** BEGIN Data for this task **

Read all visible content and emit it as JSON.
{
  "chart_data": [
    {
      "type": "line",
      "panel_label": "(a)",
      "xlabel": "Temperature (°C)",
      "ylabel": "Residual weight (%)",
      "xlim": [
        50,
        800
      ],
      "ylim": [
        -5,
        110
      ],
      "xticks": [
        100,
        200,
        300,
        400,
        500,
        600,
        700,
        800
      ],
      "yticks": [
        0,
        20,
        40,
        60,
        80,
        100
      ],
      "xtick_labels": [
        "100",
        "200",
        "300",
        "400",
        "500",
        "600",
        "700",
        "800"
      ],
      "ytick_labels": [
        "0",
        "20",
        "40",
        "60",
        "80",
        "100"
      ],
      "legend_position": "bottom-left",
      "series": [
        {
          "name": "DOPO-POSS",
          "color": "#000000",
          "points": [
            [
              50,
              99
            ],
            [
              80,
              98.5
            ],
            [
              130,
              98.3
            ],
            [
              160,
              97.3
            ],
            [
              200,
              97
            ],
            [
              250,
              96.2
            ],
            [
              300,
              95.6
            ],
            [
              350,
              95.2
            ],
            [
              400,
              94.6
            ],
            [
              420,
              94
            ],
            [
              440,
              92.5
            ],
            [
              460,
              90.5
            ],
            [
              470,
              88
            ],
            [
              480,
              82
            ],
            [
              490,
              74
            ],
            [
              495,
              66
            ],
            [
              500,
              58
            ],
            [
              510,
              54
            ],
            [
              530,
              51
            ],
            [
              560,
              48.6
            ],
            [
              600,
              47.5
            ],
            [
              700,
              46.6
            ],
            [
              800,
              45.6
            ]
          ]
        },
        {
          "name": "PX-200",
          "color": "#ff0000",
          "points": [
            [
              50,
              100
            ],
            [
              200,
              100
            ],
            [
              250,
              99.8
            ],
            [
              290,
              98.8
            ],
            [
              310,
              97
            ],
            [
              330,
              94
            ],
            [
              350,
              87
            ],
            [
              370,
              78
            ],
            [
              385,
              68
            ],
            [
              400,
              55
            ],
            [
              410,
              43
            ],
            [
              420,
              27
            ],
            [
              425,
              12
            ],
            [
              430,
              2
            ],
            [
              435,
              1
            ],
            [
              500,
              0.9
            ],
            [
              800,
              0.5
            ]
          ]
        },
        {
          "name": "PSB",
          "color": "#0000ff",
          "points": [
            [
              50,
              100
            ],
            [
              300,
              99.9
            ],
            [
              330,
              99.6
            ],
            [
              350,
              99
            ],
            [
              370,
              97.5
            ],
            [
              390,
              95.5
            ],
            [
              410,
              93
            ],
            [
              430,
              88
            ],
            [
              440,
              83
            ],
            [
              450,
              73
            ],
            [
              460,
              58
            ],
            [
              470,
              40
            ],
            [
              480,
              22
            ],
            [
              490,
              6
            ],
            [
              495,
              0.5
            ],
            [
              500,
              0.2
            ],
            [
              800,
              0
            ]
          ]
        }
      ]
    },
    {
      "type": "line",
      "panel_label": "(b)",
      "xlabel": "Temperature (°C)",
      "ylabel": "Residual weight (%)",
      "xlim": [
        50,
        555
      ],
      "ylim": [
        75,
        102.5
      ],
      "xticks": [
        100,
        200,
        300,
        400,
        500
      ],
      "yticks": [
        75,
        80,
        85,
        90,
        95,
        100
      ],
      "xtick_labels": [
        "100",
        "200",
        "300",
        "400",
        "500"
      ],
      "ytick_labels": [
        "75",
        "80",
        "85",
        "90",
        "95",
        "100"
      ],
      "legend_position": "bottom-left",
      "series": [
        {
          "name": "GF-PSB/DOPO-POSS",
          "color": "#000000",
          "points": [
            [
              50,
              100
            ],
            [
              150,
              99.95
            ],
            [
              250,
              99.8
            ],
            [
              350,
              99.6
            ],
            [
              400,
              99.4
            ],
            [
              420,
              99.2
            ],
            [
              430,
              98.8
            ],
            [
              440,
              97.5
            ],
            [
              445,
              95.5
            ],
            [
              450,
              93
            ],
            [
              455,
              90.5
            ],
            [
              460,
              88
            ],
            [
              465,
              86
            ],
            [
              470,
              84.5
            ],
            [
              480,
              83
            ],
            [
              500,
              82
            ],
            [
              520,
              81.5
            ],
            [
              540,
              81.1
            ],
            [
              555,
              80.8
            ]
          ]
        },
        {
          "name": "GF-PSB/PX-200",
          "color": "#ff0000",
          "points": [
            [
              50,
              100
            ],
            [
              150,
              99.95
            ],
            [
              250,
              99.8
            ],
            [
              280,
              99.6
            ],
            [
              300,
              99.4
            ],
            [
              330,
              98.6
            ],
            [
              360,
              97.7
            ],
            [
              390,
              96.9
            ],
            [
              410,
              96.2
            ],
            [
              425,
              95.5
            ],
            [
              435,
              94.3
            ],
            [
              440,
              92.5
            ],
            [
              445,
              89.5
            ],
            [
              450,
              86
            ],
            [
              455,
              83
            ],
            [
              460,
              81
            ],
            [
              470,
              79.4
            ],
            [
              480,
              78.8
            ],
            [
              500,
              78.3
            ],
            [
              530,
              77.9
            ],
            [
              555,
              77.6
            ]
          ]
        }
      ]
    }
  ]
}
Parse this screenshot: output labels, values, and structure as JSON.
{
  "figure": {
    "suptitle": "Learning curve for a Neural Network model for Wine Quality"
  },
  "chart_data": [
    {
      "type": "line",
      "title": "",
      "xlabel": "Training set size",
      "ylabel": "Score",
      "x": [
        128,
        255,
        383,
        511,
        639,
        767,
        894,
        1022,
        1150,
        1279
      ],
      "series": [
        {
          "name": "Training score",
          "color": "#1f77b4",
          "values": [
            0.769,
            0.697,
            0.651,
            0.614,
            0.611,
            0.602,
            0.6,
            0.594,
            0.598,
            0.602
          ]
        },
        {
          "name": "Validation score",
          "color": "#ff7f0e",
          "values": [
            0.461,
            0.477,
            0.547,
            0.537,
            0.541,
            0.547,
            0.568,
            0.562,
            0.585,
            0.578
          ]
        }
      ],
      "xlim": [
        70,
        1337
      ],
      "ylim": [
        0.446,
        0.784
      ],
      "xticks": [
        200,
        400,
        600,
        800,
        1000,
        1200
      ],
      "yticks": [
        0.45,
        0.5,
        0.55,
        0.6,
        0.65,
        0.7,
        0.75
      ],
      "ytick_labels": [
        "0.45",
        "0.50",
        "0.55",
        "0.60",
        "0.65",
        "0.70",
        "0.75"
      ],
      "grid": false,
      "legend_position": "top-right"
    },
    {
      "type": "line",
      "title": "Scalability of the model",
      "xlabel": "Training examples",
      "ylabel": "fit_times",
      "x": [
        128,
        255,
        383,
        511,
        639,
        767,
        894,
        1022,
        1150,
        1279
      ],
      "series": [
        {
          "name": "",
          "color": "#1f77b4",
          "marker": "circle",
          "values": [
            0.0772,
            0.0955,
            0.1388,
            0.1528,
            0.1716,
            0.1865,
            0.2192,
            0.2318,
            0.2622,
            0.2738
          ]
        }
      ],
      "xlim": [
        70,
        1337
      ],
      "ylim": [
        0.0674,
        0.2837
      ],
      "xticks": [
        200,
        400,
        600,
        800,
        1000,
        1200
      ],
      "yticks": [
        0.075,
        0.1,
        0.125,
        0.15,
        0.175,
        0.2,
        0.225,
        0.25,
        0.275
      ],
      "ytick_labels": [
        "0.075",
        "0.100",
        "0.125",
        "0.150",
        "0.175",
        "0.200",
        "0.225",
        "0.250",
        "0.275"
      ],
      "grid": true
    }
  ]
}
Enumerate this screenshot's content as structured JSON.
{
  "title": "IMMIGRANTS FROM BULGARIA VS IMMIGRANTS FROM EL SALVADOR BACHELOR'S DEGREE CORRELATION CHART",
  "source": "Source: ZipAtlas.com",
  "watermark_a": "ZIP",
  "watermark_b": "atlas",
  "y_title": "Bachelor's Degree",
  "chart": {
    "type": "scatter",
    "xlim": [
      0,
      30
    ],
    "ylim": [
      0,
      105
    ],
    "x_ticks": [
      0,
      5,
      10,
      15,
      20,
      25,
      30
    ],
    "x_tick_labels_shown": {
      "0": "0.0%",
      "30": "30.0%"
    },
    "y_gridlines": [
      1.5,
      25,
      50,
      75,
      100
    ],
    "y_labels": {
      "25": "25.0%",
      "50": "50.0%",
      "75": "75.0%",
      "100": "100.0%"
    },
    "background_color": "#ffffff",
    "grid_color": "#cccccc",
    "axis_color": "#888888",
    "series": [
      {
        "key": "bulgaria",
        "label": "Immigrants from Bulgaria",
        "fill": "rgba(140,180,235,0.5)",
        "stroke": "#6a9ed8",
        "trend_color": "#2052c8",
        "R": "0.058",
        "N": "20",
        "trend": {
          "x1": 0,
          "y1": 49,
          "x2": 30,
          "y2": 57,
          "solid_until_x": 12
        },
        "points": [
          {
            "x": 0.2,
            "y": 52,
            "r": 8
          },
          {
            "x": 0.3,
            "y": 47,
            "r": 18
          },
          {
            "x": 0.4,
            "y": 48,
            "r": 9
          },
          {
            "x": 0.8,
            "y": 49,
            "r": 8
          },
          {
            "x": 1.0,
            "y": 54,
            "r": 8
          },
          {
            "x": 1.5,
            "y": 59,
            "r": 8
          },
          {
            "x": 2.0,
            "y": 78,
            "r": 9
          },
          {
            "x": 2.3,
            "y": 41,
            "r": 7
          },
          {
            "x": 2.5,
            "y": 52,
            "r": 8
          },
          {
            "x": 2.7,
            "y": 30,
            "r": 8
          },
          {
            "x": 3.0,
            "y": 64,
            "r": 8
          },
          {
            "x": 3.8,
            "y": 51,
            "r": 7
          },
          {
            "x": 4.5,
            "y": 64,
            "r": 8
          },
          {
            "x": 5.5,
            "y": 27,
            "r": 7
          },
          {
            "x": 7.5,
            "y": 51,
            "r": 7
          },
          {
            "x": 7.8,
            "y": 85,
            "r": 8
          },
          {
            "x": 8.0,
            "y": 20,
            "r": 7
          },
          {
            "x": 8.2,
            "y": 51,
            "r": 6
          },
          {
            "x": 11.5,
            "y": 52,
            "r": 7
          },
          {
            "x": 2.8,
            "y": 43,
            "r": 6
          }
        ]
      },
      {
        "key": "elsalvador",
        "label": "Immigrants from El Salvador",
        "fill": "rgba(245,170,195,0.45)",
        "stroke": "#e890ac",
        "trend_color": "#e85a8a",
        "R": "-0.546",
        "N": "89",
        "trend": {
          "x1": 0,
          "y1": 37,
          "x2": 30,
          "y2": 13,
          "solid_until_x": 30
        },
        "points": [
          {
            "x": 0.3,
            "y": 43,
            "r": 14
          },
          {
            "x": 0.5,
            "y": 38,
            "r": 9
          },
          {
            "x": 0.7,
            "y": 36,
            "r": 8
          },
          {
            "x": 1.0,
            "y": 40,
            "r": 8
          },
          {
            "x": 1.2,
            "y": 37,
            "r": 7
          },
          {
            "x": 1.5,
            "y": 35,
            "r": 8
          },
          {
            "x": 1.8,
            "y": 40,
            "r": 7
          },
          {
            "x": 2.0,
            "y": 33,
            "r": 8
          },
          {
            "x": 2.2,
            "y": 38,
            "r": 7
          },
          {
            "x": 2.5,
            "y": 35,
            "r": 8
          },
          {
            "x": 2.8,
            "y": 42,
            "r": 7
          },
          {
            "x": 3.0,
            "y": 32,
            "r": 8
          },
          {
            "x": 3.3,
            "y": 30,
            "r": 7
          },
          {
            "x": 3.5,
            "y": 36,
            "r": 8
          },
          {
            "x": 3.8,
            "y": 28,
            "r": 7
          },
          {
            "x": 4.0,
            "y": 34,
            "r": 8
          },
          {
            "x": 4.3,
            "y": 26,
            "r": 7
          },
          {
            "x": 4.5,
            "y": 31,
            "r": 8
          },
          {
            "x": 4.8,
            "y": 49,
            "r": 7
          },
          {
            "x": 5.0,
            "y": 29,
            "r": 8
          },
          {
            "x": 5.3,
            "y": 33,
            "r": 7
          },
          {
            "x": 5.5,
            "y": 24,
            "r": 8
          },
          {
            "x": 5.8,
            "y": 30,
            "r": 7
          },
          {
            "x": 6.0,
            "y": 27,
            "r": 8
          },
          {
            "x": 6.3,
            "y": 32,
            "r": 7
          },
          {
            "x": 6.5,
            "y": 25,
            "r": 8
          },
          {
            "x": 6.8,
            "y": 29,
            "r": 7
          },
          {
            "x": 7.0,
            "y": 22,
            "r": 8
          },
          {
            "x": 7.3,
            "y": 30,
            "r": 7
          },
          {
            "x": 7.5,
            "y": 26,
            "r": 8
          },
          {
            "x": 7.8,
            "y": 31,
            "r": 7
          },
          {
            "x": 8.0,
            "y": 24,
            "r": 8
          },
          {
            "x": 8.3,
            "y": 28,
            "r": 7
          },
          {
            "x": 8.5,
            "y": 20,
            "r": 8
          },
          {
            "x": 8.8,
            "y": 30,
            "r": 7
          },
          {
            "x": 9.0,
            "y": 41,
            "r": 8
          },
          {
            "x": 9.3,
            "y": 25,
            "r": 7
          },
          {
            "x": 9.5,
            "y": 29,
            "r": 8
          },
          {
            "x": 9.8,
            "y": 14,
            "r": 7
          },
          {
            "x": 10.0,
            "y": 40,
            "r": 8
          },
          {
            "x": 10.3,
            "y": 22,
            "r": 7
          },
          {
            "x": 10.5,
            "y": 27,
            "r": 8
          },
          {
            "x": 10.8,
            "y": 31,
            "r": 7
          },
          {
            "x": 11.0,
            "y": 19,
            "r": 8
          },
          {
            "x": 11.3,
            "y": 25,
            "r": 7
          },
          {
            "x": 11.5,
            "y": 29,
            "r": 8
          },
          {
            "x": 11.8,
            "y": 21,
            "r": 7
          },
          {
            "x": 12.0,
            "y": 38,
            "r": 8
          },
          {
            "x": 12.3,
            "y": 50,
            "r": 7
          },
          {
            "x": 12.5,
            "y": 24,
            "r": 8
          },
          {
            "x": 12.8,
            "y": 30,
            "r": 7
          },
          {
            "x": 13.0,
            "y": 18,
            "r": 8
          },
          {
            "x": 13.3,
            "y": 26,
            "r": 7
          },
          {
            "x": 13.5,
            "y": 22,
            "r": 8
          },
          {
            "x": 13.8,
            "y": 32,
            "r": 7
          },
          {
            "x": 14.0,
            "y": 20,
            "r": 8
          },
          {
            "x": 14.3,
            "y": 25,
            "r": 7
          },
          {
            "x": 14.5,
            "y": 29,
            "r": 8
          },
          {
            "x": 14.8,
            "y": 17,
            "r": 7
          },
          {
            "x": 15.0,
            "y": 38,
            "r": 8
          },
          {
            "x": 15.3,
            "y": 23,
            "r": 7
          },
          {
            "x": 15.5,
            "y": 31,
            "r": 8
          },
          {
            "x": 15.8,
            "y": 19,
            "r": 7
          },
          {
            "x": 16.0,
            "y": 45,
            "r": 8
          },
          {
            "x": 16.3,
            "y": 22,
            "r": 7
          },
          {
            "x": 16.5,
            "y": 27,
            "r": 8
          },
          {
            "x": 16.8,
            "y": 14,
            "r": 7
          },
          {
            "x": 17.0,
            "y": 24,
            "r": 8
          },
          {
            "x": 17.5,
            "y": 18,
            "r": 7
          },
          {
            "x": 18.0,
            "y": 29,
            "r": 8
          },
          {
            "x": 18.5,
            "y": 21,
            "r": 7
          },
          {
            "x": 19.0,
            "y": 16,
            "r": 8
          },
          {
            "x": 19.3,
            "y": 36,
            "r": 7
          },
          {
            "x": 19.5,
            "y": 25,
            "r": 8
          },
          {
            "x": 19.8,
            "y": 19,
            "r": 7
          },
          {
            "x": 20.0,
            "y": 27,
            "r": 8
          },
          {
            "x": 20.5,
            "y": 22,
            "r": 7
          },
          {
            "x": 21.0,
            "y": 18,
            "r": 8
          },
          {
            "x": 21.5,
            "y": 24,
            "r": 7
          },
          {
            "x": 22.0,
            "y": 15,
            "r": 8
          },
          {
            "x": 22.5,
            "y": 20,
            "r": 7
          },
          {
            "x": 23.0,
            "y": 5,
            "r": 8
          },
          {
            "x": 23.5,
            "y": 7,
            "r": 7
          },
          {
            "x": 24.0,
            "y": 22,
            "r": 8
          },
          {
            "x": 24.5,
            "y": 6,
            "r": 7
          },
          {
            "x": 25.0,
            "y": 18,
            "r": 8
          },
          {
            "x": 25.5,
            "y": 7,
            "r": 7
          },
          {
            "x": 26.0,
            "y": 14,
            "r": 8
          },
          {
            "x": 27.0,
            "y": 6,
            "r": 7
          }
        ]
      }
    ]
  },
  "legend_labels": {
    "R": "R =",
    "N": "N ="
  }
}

** END Data for this task **

### Objective
Go through the records above and copy every line with the word "xlabel".

### Response
      "xlabel": "Temperature (°C)",
      "xlabel": "Temperature (°C)",
      "xlabel": "Training set size",
      "xlabel": "Training examples",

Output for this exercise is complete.